- [BRIEF]
Repeat exactly the lines from the one containing "What text is on this page?" through the last line of the records below, both included, and nothing else.

- [Data records]
(begin)

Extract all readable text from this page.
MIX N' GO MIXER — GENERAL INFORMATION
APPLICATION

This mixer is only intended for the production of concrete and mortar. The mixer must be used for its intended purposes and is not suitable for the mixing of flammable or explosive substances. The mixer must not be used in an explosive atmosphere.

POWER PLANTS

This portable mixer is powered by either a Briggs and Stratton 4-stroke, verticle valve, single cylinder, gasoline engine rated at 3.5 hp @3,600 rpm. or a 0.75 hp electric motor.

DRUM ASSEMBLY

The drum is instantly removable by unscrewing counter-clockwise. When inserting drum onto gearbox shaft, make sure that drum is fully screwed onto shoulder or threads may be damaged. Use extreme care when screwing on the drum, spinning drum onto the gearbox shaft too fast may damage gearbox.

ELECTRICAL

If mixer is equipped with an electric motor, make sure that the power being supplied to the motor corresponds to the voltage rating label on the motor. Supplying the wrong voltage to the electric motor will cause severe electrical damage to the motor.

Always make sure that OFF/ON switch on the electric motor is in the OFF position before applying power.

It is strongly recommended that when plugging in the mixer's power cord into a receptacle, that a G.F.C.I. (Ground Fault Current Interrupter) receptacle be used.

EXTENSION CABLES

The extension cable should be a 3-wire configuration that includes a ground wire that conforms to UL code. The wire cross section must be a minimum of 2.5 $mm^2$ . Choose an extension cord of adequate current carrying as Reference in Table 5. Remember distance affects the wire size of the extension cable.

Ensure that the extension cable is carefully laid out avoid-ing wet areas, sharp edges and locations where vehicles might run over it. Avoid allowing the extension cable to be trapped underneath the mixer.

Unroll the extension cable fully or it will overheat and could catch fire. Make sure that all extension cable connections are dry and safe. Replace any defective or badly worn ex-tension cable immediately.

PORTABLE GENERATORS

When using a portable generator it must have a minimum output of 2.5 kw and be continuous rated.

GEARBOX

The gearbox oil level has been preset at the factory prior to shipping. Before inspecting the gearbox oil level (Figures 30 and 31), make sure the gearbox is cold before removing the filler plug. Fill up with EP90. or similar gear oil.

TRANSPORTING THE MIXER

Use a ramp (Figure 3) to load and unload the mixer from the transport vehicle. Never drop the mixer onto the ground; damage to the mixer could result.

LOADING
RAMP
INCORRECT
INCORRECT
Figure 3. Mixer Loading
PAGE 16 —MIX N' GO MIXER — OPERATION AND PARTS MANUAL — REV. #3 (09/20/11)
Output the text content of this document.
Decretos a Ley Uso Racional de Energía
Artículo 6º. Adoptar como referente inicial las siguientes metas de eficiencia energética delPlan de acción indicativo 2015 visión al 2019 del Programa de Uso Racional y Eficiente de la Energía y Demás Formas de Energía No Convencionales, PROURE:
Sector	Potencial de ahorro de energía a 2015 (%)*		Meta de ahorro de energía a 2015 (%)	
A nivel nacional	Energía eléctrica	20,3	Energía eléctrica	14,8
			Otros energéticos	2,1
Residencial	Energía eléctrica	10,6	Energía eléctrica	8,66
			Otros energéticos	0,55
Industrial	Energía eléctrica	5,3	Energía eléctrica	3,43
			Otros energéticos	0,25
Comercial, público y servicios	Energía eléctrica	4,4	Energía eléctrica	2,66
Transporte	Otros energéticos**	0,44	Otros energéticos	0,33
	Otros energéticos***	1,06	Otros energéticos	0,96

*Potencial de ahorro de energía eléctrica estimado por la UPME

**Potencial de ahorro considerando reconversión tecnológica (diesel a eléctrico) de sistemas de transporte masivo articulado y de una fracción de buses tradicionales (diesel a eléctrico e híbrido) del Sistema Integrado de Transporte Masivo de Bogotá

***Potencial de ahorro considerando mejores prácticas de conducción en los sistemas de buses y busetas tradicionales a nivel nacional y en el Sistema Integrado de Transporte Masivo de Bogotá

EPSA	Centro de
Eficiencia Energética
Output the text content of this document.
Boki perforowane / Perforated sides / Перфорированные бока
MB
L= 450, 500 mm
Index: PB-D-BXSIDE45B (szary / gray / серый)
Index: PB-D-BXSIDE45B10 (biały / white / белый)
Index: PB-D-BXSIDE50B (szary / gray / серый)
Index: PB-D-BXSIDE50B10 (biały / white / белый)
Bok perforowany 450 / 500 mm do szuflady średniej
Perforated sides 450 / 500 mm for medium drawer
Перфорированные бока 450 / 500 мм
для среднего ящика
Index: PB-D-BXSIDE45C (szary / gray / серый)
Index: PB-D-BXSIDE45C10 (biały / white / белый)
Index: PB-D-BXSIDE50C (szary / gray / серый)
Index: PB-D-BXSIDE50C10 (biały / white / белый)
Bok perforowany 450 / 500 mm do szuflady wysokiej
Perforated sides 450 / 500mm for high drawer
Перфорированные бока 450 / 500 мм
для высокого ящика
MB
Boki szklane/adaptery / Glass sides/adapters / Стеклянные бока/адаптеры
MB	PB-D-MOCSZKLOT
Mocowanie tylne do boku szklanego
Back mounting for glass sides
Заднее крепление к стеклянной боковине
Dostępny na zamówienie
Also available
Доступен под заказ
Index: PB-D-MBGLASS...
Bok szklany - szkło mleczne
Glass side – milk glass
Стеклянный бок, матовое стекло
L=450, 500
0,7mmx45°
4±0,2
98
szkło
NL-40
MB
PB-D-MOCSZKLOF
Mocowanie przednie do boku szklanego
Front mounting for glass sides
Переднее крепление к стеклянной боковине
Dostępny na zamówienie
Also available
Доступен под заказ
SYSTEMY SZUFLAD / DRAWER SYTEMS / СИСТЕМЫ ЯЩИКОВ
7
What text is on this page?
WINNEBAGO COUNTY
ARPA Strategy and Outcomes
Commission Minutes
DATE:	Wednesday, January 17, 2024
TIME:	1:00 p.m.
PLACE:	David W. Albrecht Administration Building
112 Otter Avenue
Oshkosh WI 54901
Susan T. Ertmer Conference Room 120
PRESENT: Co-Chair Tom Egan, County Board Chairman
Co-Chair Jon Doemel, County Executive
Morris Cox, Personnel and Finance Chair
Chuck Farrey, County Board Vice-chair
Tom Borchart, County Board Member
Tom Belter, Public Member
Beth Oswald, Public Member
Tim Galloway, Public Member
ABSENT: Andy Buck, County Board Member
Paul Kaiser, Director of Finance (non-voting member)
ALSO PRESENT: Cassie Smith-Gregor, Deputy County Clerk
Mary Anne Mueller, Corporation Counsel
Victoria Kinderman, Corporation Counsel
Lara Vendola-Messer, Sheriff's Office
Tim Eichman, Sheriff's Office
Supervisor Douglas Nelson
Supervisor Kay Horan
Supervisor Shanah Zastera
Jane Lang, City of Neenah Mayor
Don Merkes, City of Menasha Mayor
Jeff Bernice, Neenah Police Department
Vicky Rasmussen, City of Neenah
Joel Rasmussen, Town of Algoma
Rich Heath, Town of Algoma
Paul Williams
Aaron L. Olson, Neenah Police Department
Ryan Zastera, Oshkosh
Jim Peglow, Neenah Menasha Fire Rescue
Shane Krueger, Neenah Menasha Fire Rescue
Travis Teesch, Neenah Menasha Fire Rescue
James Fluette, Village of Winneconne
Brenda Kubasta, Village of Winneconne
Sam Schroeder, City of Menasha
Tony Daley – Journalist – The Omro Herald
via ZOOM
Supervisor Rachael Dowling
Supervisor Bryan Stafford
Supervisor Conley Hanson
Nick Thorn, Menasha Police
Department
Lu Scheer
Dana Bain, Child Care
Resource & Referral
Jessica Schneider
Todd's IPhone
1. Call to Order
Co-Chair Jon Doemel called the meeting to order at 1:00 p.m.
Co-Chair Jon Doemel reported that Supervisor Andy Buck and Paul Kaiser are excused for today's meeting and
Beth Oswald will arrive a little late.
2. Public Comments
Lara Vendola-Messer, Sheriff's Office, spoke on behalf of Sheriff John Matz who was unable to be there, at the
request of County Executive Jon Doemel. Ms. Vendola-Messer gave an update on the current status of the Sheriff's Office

(end)

- [RESPONSE]
What text is on this page?
WINNEBAGO COUNTY
ARPA Strategy and Outcomes
Commission Minutes
DATE:	Wednesday, January 17, 2024
TIME:	1:00 p.m.
PLACE:	David W. Albrecht Administration Building
112 Otter Avenue
Oshkosh WI 54901
Susan T. Ertmer Conference Room 120
PRESENT: Co-Chair Tom Egan, County Board Chairman
Co-Chair Jon Doemel, County Executive
Morris Cox, Personnel and Finance Chair
Chuck Farrey, County Board Vice-chair
Tom Borchart, County Board Member
Tom Belter, Public Member
Beth Oswald, Public Member
Tim Galloway, Public Member
ABSENT: Andy Buck, County Board Member
Paul Kaiser, Director of Finance (non-voting member)
ALSO PRESENT: Cassie Smith-Gregor, Deputy County Clerk
Mary Anne Mueller, Corporation Counsel
Victoria Kinderman, Corporation Counsel
Lara Vendola-Messer, Sheriff's Office
Tim Eichman, Sheriff's Office
Supervisor Douglas Nelson
Supervisor Kay Horan
Supervisor Shanah Zastera
Jane Lang, City of Neenah Mayor
Don Merkes, City of Menasha Mayor
Jeff Bernice, Neenah Police Department
Vicky Rasmussen, City of Neenah
Joel Rasmussen, Town of Algoma
Rich Heath, Town of Algoma
Paul Williams
Aaron L. Olson, Neenah Police Department
Ryan Zastera, Oshkosh
Jim Peglow, Neenah Menasha Fire Rescue
Shane Krueger, Neenah Menasha Fire Rescue
Travis Teesch, Neenah Menasha Fire Rescue
James Fluette, Village of Winneconne
Brenda Kubasta, Village of Winneconne
Sam Schroeder, City of Menasha
Tony Daley – Journalist – The Omro Herald
via ZOOM
Supervisor Rachael Dowling
Supervisor Bryan Stafford
Supervisor Conley Hanson
Nick Thorn, Menasha Police
Department
Lu Scheer
Dana Bain, Child Care
Resource & Referral
Jessica Schneider
Todd's IPhone
1. Call to Order
Co-Chair Jon Doemel called the meeting to order at 1:00 p.m.
Co-Chair Jon Doemel reported that Supervisor Andy Buck and Paul Kaiser are excused for today's meeting and
Beth Oswald will arrive a little late.
2. Public Comments
Lara Vendola-Messer, Sheriff's Office, spoke on behalf of Sheriff John Matz who was unable to be there, at the
request of County Executive Jon Doemel. Ms. Vendola-Messer gave an update on the current status of the Sheriff's Office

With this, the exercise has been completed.